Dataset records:
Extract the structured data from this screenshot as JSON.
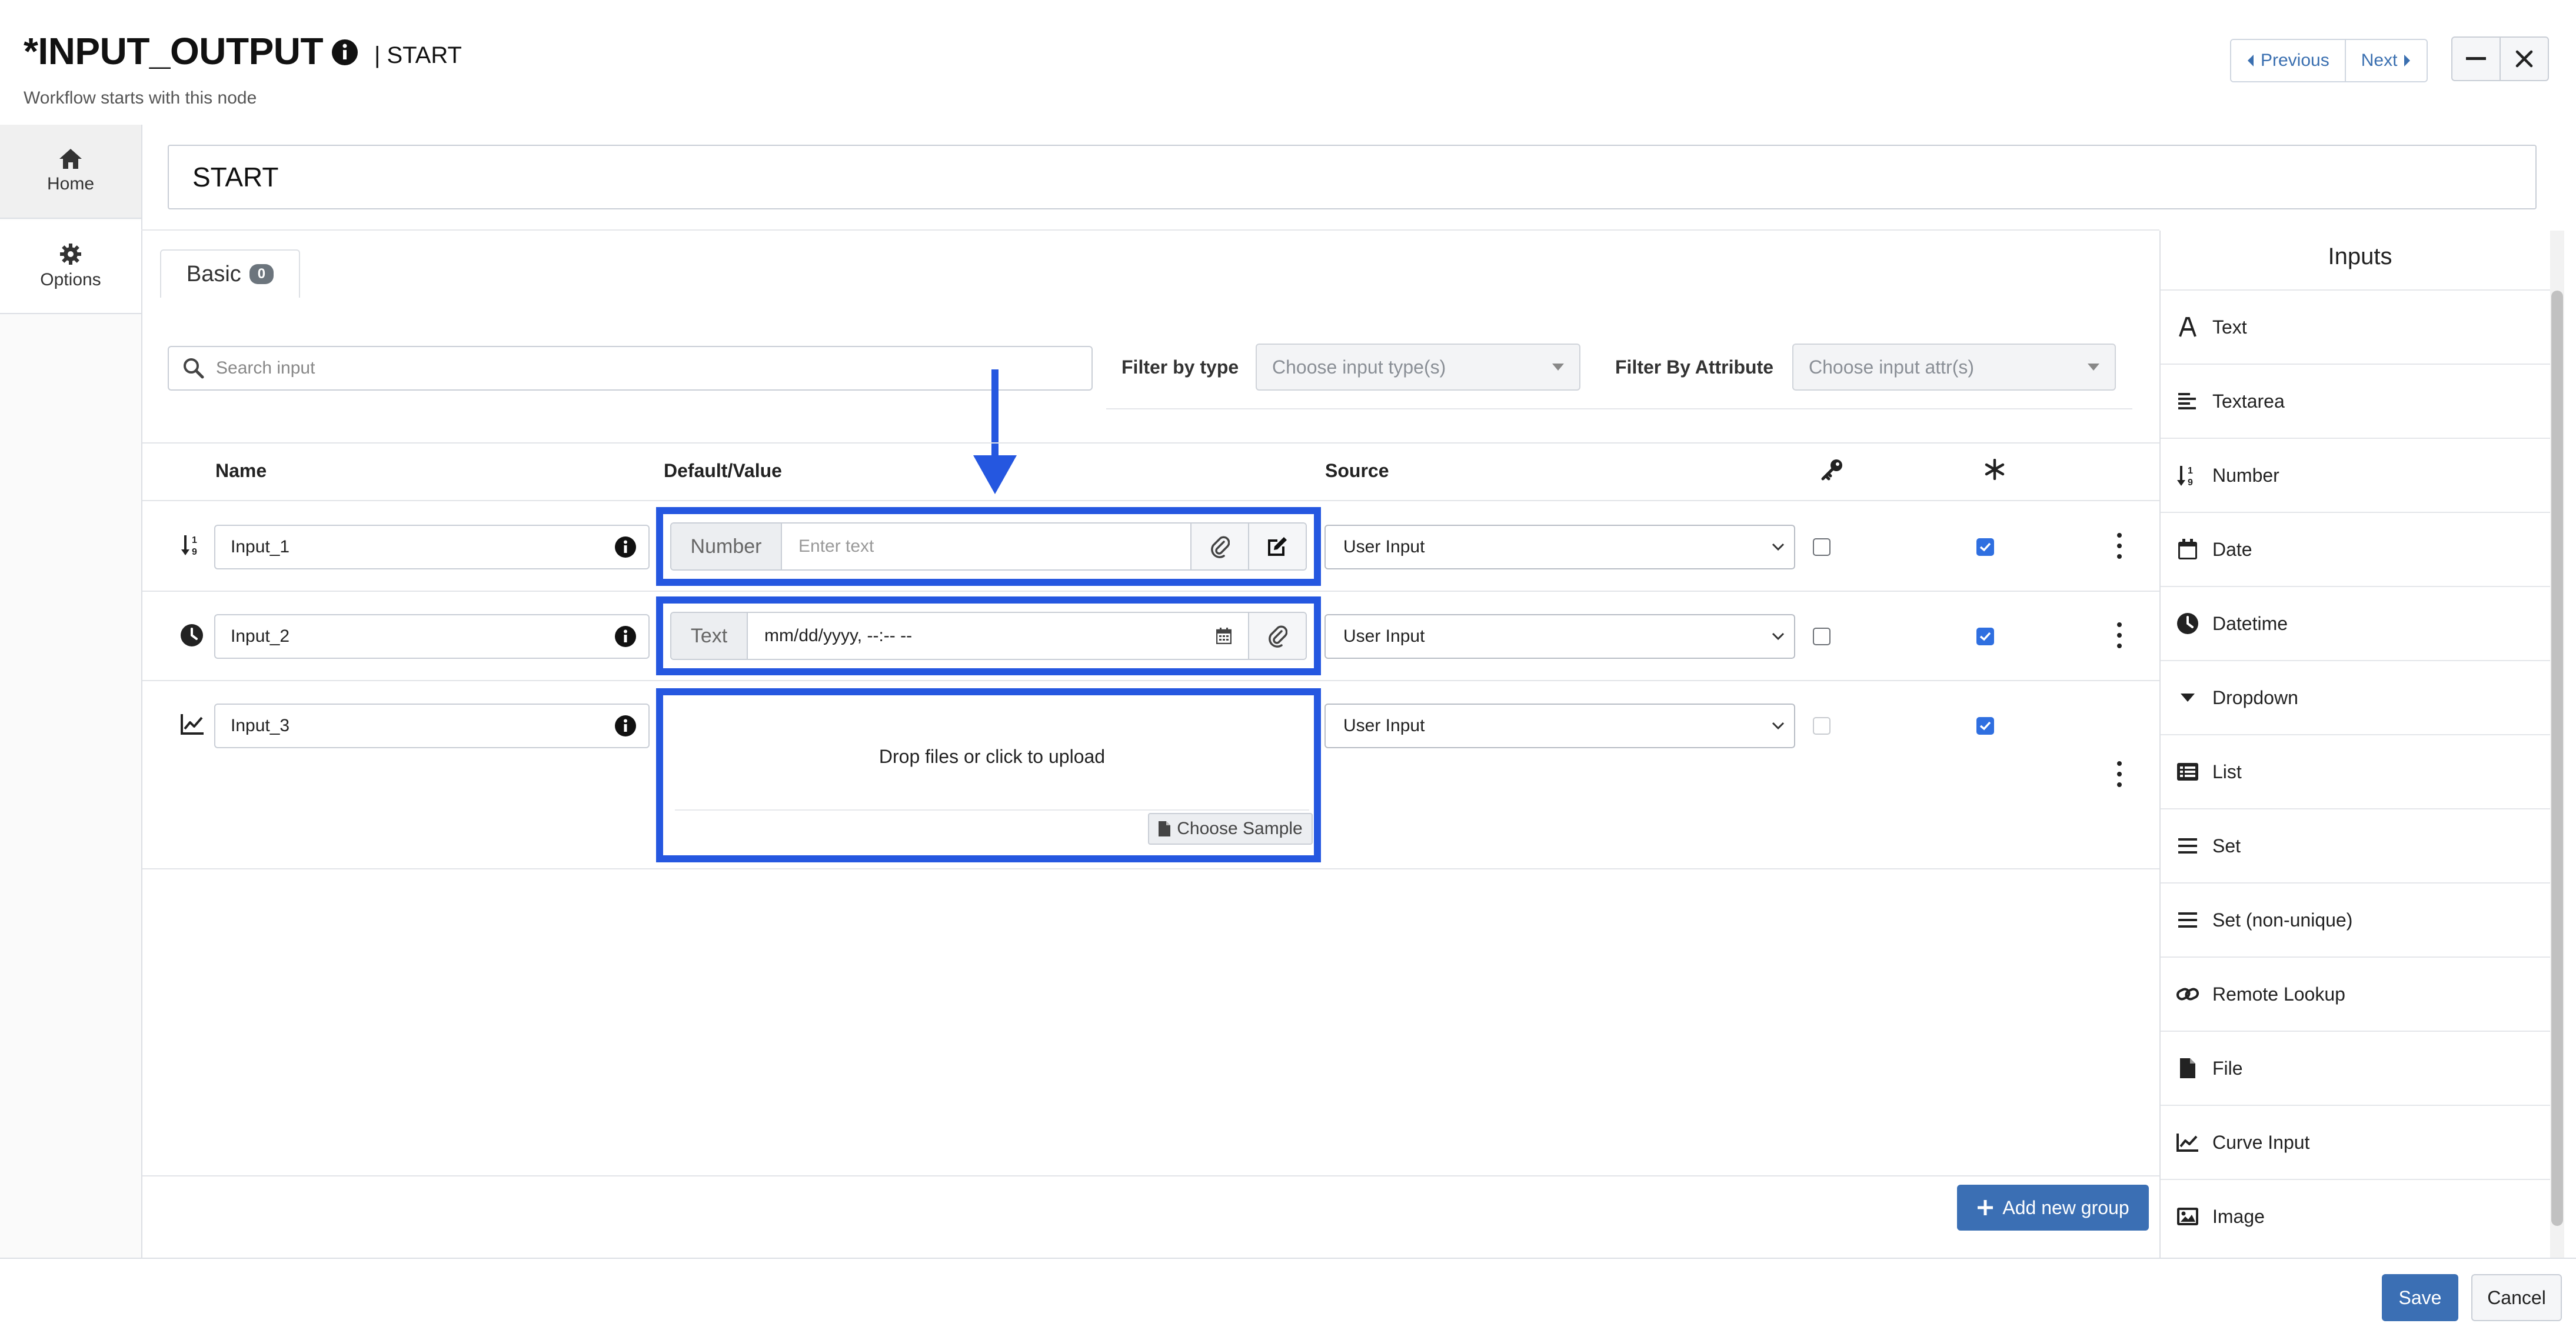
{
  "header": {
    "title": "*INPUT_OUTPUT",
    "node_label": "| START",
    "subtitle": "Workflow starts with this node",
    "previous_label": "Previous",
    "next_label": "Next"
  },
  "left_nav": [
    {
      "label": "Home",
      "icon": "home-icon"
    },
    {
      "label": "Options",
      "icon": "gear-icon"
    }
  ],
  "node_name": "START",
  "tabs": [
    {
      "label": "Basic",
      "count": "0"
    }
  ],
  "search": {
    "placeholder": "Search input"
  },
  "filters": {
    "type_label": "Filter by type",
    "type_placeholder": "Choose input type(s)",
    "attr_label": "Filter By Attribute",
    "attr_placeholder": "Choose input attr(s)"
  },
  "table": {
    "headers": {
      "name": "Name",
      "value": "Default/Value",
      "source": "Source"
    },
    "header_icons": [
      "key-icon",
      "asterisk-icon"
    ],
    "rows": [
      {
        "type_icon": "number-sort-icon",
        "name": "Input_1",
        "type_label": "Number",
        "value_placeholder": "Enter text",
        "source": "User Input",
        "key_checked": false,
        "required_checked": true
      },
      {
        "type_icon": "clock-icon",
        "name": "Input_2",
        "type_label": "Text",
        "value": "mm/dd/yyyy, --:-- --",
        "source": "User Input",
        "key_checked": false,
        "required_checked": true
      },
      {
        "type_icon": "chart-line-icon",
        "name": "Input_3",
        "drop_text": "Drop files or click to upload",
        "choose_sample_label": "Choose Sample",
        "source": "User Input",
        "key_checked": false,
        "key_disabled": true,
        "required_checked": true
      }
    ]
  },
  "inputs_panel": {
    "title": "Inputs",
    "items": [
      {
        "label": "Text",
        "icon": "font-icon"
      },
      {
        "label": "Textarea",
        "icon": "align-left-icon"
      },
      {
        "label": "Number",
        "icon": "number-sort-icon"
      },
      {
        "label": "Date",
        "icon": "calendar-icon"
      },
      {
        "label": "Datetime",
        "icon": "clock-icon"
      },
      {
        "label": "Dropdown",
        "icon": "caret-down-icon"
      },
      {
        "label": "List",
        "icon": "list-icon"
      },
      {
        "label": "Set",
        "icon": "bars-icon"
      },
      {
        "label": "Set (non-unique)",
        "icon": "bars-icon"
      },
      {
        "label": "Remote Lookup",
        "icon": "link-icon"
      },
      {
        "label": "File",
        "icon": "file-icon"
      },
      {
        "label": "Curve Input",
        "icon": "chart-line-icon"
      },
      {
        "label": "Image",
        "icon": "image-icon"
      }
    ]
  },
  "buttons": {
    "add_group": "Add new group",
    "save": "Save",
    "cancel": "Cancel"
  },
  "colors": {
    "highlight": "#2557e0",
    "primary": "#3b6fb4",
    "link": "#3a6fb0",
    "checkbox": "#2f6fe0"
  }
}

→ Goal:
Leaving out the pictures, repeat the data above exactly.

→ Response to the task:
Extract the structured data from this screenshot as JSON.
{
  "header": {
    "title": "*INPUT_OUTPUT",
    "node_label": "| START",
    "subtitle": "Workflow starts with this node",
    "previous_label": "Previous",
    "next_label": "Next"
  },
  "left_nav": [
    {
      "label": "Home",
      "icon": "home-icon"
    },
    {
      "label": "Options",
      "icon": "gear-icon"
    }
  ],
  "node_name": "START",
  "tabs": [
    {
      "label": "Basic",
      "count": "0"
    }
  ],
  "search": {
    "placeholder": "Search input"
  },
  "filters": {
    "type_label": "Filter by type",
    "type_placeholder": "Choose input type(s)",
    "attr_label": "Filter By Attribute",
    "attr_placeholder": "Choose input attr(s)"
  },
  "table": {
    "headers": {
      "name": "Name",
      "value": "Default/Value",
      "source": "Source"
    },
    "header_icons": [
      "key-icon",
      "asterisk-icon"
    ],
    "rows": [
      {
        "type_icon": "number-sort-icon",
        "name": "Input_1",
        "type_label": "Number",
        "value_placeholder": "Enter text",
        "source": "User Input",
        "key_checked": false,
        "required_checked": true
      },
      {
        "type_icon": "clock-icon",
        "name": "Input_2",
        "type_label": "Text",
        "value": "mm/dd/yyyy, --:-- --",
        "source": "User Input",
        "key_checked": false,
        "required_checked": true
      },
      {
        "type_icon": "chart-line-icon",
        "name": "Input_3",
        "drop_text": "Drop files or click to upload",
        "choose_sample_label": "Choose Sample",
        "source": "User Input",
        "key_checked": false,
        "key_disabled": true,
        "required_checked": true
      }
    ]
  },
  "inputs_panel": {
    "title": "Inputs",
    "items": [
      {
        "label": "Text",
        "icon": "font-icon"
      },
      {
        "label": "Textarea",
        "icon": "align-left-icon"
      },
      {
        "label": "Number",
        "icon": "number-sort-icon"
      },
      {
        "label": "Date",
        "icon": "calendar-icon"
      },
      {
        "label": "Datetime",
        "icon": "clock-icon"
      },
      {
        "label": "Dropdown",
        "icon": "caret-down-icon"
      },
      {
        "label": "List",
        "icon": "list-icon"
      },
      {
        "label": "Set",
        "icon": "bars-icon"
      },
      {
        "label": "Set (non-unique)",
        "icon": "bars-icon"
      },
      {
        "label": "Remote Lookup",
        "icon": "link-icon"
      },
      {
        "label": "File",
        "icon": "file-icon"
      },
      {
        "label": "Curve Input",
        "icon": "chart-line-icon"
      },
      {
        "label": "Image",
        "icon": "image-icon"
      }
    ]
  },
  "buttons": {
    "add_group": "Add new group",
    "save": "Save",
    "cancel": "Cancel"
  },
  "colors": {
    "highlight": "#2557e0",
    "primary": "#3b6fb4",
    "link": "#3a6fb0",
    "checkbox": "#2f6fe0"
  }
}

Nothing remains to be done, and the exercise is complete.